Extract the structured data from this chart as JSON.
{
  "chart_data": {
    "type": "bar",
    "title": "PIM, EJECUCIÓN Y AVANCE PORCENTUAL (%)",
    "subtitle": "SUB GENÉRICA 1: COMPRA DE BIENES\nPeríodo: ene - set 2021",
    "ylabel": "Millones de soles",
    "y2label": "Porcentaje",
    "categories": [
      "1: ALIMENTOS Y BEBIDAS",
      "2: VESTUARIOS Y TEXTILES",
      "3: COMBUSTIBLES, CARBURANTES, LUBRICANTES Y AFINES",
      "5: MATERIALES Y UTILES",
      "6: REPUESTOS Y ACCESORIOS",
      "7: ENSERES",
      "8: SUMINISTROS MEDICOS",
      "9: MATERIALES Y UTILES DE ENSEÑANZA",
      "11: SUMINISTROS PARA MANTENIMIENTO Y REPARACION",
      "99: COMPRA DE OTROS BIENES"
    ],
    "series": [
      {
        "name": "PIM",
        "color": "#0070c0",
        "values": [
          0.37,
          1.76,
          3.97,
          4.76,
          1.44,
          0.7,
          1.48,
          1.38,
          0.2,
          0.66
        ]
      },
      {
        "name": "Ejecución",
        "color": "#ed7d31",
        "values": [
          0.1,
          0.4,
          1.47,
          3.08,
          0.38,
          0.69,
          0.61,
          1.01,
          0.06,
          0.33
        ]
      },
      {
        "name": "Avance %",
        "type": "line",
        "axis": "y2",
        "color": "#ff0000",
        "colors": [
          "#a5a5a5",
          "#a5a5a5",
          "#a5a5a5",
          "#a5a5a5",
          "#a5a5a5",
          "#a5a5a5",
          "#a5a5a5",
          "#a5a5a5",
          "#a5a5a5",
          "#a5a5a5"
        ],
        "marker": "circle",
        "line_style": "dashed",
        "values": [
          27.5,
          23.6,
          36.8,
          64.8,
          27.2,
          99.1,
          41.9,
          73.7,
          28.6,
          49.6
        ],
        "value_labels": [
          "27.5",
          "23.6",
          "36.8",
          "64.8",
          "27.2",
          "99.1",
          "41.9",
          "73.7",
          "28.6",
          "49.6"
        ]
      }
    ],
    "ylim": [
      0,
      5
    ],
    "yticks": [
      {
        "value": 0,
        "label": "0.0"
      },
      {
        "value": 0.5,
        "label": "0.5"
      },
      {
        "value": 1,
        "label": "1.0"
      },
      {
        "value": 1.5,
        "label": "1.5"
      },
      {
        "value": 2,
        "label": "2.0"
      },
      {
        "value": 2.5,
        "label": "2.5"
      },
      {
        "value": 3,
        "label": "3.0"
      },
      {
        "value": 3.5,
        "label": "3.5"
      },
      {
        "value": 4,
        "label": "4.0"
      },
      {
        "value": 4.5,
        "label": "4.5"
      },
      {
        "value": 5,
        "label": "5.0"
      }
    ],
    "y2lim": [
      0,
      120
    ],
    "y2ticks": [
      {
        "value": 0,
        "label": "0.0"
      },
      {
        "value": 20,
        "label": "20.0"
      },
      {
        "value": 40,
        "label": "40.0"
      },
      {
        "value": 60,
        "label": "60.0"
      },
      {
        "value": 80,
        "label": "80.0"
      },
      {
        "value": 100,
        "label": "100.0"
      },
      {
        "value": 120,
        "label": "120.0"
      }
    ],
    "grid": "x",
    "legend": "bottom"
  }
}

* * *

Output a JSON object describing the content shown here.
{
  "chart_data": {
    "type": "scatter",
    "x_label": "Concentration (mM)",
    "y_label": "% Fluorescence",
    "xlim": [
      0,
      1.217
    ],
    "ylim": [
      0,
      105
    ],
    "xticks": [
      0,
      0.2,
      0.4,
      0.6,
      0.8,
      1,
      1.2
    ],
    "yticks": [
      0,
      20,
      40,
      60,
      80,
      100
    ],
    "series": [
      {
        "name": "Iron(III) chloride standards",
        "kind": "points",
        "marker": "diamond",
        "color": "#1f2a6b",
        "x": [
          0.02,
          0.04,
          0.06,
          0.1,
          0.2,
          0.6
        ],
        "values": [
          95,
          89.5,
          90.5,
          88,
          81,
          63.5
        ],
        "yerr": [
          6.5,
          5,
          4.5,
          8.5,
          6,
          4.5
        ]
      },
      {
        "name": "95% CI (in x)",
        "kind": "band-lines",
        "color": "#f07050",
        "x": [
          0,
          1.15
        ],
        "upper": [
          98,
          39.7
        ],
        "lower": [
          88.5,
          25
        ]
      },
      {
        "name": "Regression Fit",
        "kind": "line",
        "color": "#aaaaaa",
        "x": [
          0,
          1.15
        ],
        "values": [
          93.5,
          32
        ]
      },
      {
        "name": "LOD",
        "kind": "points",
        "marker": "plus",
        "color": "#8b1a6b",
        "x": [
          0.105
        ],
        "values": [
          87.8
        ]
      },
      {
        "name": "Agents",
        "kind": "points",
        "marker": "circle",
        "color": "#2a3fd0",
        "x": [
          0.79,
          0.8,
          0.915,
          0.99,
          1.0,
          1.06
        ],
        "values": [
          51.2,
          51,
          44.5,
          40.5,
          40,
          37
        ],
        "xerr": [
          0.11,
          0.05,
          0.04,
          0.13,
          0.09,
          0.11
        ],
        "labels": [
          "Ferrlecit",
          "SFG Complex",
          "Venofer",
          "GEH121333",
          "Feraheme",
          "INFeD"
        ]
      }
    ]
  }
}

* **PROBLEM**
Find every line that has "name" in it, then return those lines.

* **RESULT**
        "name": "PIM",
        "name": "Ejecución",
        "name": "Avance %",
        "name": "Iron(III) chloride standards",
        "name": "95% CI (in x)",
        "name": "Regression Fit",
        "name": "LOD",
        "name": "Agents",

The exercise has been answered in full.